··· Working data

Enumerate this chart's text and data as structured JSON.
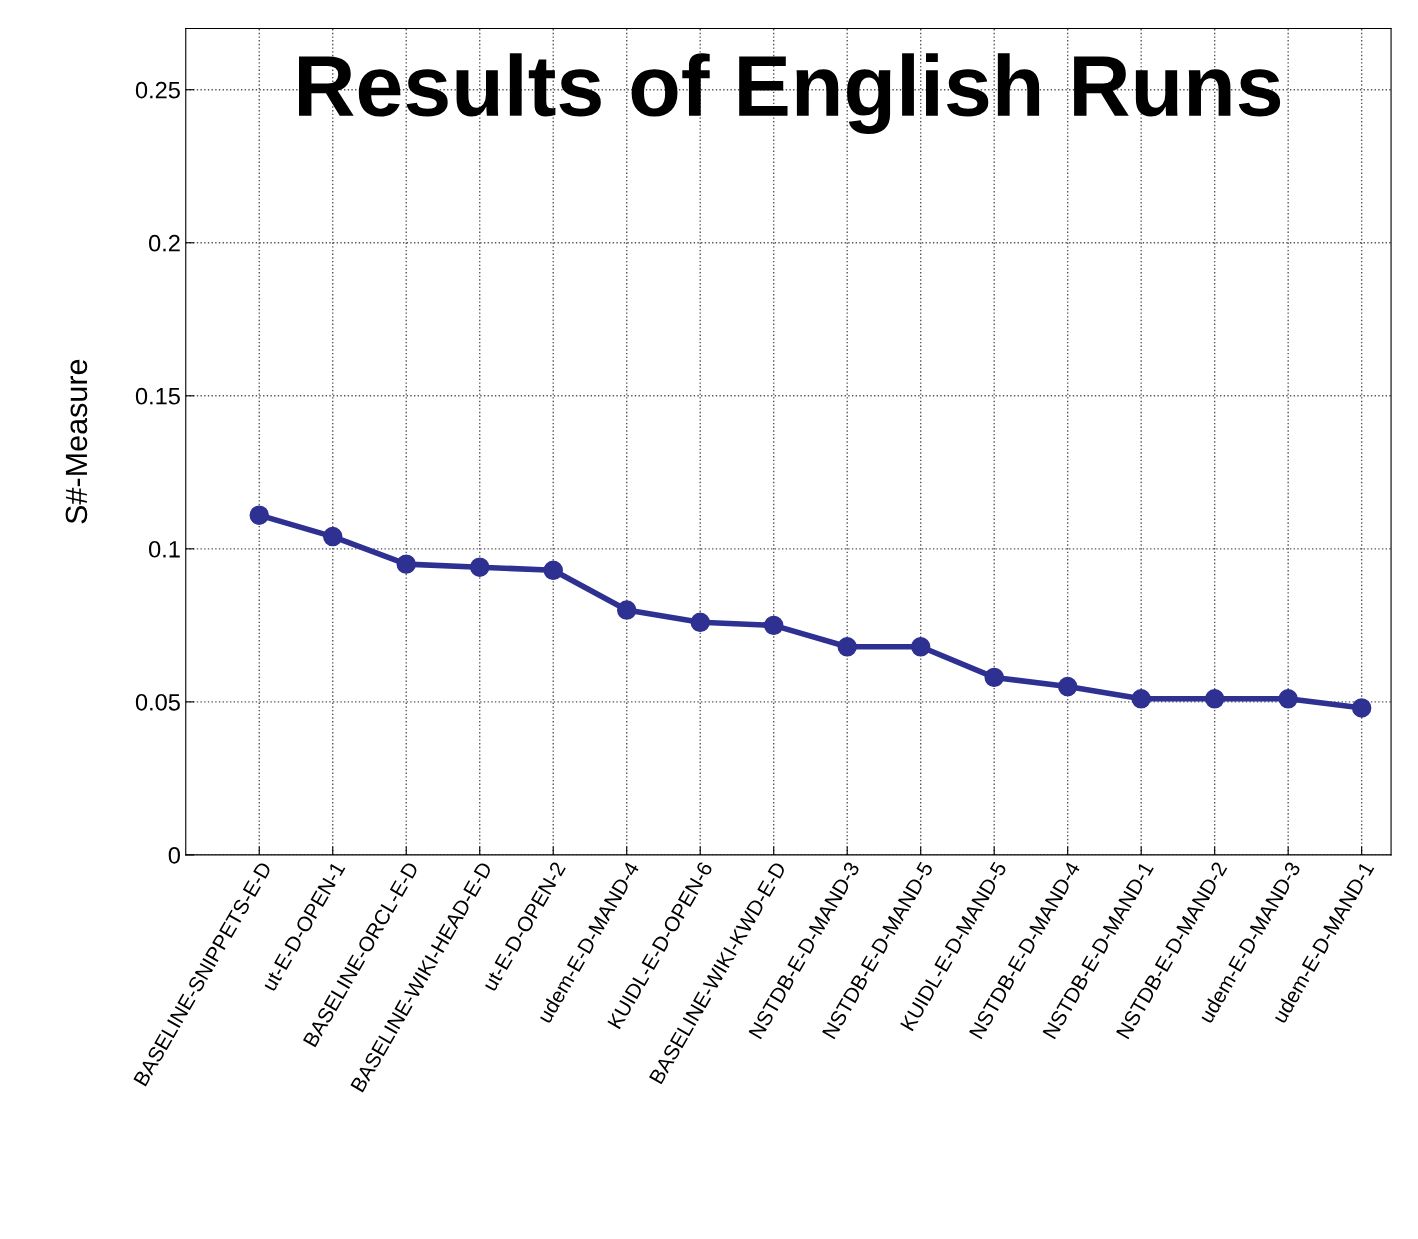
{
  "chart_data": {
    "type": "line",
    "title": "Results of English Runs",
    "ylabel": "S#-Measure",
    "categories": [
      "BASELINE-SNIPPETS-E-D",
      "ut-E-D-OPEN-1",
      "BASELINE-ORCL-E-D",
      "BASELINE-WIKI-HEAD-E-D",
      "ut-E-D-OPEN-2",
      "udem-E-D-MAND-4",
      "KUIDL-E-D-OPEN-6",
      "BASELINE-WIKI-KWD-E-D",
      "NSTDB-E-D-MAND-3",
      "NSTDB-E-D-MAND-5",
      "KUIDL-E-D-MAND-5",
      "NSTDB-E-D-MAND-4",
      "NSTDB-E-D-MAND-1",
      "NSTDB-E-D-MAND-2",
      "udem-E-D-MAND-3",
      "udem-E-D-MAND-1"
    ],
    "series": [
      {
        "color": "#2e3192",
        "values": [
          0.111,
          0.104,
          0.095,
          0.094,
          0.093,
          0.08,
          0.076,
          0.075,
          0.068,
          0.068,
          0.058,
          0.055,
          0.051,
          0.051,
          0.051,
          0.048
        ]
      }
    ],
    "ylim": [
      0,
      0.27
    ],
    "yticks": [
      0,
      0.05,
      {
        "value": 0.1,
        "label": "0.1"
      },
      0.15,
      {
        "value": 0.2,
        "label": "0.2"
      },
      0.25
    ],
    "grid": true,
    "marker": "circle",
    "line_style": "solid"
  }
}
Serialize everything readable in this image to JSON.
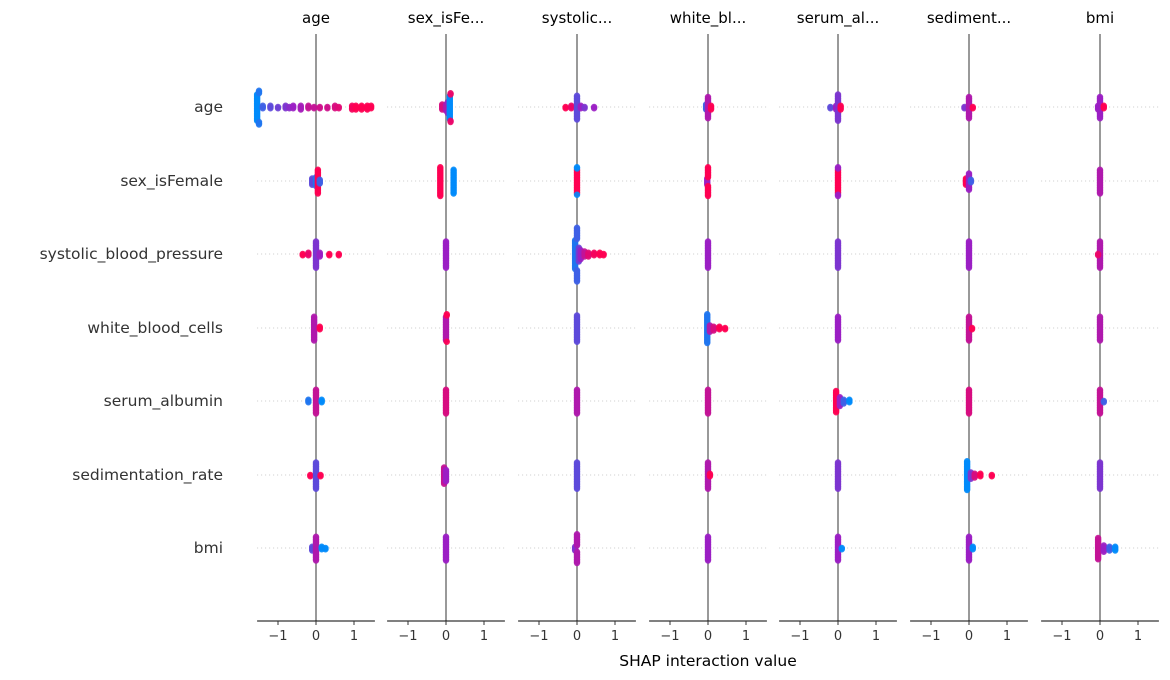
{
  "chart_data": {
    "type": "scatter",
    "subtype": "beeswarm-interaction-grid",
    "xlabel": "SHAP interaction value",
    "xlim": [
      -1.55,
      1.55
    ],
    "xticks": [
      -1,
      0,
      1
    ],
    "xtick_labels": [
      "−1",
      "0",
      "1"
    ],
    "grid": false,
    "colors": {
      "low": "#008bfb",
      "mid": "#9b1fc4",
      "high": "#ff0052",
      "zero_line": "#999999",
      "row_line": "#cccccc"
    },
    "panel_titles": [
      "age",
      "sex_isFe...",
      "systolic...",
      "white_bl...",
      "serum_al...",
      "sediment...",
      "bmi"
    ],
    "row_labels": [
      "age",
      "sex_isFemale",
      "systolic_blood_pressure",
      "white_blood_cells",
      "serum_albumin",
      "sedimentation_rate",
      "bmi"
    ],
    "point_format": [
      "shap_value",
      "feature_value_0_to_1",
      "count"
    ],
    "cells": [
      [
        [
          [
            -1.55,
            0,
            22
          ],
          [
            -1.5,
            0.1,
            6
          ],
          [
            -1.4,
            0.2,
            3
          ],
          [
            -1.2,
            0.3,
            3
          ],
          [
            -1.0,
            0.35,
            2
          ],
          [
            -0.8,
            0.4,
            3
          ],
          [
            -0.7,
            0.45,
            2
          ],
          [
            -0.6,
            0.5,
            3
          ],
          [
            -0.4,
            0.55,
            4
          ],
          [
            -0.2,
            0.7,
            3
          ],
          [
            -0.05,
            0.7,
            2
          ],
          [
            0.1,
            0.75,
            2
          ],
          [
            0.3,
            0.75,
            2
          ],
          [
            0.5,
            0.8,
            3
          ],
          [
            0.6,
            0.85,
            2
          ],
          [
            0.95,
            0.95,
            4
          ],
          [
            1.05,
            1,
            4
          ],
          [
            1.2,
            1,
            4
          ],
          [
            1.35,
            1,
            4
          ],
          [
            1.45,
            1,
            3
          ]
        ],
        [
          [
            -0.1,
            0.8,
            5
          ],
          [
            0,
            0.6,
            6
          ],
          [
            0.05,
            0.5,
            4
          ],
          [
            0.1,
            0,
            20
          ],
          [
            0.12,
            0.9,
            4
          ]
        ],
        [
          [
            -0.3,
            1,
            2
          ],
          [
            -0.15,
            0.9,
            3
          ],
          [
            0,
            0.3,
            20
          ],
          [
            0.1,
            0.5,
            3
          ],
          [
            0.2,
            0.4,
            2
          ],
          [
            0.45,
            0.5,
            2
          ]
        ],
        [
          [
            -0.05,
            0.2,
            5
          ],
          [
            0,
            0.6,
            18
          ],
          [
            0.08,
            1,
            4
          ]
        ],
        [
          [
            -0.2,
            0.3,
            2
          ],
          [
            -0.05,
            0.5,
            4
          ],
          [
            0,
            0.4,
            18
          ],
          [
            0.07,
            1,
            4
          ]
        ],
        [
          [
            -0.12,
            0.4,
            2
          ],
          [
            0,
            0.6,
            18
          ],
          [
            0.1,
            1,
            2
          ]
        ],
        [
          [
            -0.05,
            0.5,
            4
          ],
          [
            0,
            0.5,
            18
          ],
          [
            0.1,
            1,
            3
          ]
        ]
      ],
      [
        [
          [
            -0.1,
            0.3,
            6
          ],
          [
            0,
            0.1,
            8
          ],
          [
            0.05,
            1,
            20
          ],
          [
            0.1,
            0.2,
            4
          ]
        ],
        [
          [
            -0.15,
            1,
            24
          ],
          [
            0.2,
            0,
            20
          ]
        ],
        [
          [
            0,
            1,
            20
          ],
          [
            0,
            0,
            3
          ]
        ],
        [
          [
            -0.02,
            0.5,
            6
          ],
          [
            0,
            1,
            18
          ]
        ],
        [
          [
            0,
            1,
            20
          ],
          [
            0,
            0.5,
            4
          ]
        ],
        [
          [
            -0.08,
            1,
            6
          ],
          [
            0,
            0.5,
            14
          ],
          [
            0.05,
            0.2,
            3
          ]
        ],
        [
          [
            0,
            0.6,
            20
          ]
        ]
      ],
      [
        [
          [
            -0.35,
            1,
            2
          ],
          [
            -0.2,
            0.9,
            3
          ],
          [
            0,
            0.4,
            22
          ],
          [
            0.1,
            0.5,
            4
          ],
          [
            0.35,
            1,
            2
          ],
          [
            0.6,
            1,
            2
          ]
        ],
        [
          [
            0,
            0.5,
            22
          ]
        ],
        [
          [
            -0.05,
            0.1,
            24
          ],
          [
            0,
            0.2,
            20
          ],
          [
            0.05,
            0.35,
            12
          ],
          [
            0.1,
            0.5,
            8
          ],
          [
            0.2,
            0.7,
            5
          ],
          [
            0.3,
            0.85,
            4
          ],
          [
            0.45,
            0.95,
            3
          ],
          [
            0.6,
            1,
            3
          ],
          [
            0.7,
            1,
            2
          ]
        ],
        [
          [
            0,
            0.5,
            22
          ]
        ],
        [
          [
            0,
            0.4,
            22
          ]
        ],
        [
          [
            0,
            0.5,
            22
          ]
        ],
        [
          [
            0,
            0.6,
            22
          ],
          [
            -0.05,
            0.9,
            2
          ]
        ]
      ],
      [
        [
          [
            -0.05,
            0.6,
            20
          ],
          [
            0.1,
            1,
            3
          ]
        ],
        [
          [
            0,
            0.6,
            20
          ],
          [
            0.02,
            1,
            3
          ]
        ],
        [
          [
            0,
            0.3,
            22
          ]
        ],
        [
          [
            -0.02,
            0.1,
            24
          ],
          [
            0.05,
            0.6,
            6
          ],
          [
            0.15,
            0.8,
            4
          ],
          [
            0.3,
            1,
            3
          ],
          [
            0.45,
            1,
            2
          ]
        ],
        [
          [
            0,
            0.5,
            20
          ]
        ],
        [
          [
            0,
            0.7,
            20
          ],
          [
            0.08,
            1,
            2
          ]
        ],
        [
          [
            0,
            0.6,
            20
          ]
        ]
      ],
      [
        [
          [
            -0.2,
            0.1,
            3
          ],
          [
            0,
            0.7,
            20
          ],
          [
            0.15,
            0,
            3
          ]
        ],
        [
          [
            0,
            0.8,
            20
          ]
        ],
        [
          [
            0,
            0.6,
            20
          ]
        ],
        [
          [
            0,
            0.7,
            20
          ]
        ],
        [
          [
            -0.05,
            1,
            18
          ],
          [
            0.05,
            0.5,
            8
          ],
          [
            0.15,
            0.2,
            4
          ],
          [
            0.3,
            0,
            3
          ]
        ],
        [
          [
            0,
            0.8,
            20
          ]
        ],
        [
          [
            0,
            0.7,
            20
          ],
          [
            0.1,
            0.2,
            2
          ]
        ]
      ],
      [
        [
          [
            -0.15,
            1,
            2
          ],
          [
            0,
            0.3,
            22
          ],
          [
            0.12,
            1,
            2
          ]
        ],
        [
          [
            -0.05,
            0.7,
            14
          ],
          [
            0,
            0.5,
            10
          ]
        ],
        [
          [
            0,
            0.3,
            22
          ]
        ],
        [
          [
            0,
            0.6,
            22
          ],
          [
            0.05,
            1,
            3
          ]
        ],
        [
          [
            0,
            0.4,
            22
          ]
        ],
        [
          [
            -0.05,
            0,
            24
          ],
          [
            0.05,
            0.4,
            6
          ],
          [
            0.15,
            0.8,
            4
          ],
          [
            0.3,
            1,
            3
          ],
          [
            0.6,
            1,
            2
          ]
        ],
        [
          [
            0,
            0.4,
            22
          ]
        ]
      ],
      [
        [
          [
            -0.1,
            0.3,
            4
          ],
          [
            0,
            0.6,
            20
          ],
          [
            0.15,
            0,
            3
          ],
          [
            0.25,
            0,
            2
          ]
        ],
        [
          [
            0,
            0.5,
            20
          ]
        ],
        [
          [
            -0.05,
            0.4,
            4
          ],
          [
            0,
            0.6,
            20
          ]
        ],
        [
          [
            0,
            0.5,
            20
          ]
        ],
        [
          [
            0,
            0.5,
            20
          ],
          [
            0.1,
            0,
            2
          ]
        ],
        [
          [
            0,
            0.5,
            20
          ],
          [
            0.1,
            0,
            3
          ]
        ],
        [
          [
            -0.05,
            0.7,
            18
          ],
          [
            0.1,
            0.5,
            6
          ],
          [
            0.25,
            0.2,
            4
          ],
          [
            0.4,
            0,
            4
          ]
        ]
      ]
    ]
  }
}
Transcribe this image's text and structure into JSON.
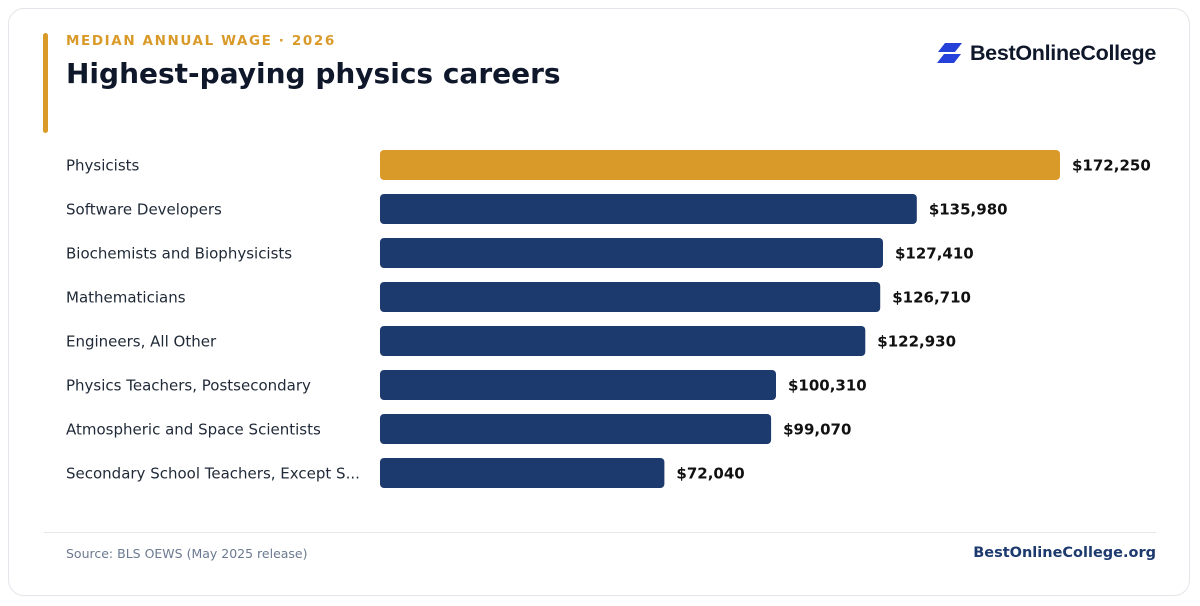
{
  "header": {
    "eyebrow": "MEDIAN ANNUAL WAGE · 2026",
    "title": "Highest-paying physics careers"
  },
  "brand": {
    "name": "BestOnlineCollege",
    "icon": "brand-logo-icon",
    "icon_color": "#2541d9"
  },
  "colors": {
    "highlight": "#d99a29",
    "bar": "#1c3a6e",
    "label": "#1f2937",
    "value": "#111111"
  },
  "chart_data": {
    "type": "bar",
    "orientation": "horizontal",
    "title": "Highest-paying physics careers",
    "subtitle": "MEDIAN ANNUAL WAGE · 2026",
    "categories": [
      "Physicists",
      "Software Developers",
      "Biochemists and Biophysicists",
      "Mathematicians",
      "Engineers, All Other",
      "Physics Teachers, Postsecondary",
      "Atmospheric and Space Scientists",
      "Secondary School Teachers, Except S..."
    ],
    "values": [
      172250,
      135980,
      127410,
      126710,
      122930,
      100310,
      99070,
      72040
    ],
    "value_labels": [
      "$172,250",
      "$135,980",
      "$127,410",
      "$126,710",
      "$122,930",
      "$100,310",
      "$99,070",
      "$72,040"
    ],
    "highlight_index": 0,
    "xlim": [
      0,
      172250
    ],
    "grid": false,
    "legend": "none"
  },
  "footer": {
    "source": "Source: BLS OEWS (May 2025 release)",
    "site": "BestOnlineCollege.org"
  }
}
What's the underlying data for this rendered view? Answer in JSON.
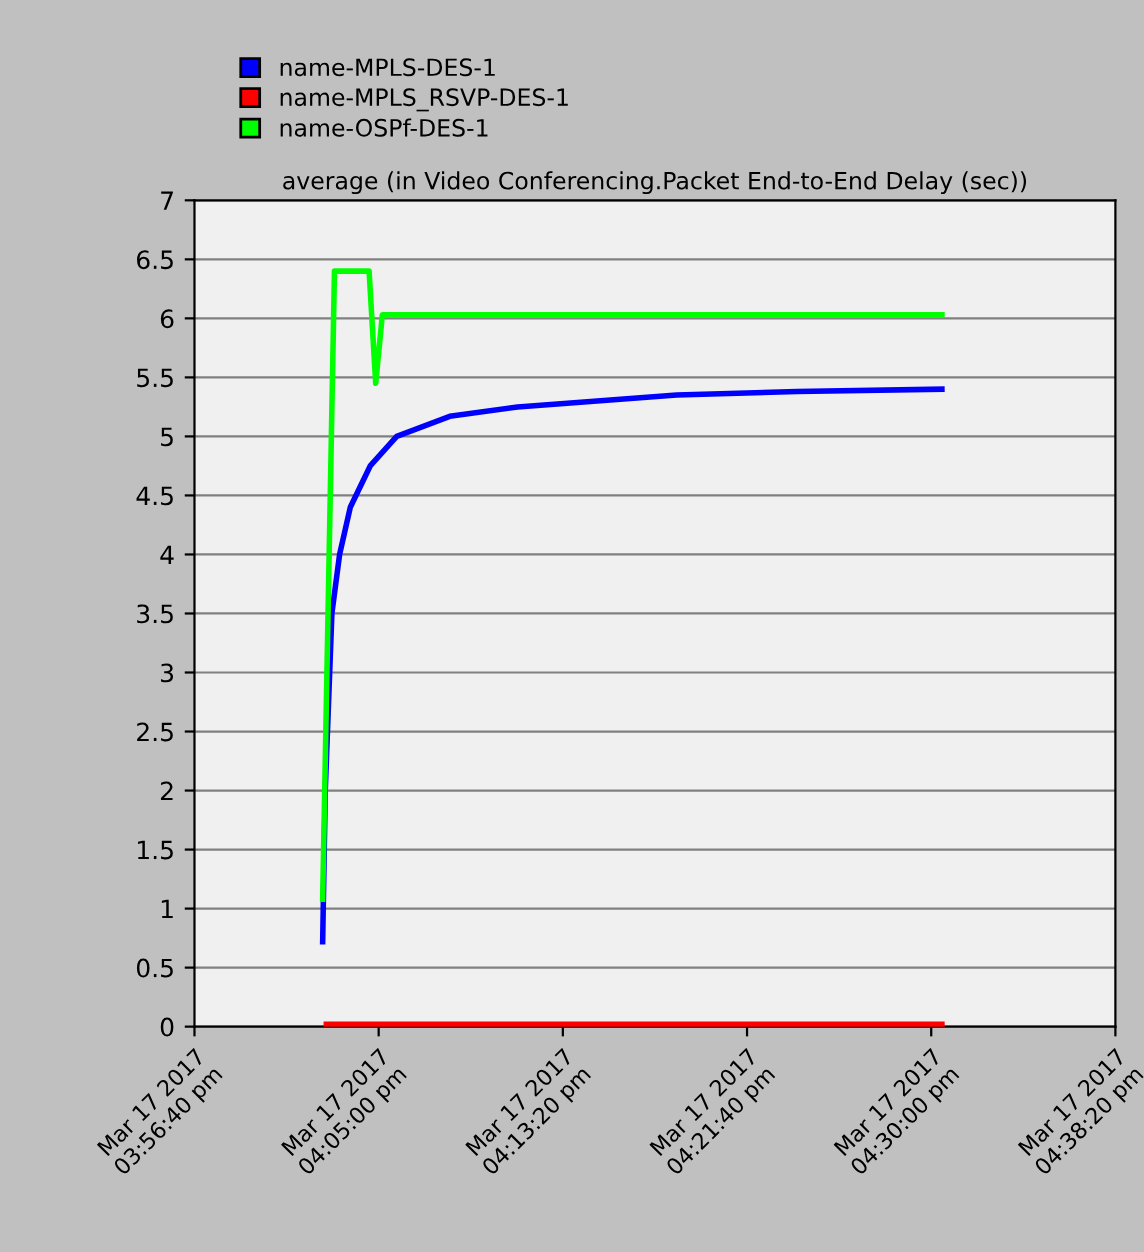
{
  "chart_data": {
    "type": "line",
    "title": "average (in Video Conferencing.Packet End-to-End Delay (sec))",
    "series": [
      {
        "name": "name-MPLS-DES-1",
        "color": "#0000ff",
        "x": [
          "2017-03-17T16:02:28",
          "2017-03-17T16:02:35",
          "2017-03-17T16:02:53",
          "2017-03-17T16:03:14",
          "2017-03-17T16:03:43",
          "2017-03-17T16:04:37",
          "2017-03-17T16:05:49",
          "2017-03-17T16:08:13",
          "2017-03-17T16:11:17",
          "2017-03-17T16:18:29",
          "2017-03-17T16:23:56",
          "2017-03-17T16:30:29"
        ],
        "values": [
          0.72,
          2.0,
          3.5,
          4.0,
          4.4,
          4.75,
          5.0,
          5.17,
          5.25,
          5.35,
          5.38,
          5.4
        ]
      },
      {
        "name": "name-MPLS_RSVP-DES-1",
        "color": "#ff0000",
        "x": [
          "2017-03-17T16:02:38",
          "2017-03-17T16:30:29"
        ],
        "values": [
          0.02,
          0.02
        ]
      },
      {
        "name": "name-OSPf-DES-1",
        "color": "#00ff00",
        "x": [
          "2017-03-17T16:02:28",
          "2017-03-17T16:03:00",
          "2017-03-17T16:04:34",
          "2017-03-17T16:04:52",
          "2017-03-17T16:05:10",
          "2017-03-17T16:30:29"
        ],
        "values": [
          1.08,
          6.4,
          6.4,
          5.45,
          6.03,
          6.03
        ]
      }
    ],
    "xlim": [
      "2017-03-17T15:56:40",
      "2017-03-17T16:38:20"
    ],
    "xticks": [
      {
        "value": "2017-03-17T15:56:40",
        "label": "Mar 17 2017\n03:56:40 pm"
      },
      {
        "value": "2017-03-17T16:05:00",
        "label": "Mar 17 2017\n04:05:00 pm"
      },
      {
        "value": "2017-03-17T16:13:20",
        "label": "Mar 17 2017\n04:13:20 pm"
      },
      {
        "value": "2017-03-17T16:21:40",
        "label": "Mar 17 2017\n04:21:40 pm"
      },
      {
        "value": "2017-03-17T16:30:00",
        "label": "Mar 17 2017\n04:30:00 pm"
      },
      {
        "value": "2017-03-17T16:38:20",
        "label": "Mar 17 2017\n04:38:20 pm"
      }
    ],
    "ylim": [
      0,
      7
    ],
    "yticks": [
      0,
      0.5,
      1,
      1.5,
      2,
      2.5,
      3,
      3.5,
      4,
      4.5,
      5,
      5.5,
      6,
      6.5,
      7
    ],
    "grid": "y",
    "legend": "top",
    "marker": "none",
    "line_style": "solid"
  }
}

······

Exercise goal
Copy out every line of the data that includes the word "Teachers".

Expected output
      "Physics Teachers, Postsecondary",
      "Secondary School Teachers, Except S..."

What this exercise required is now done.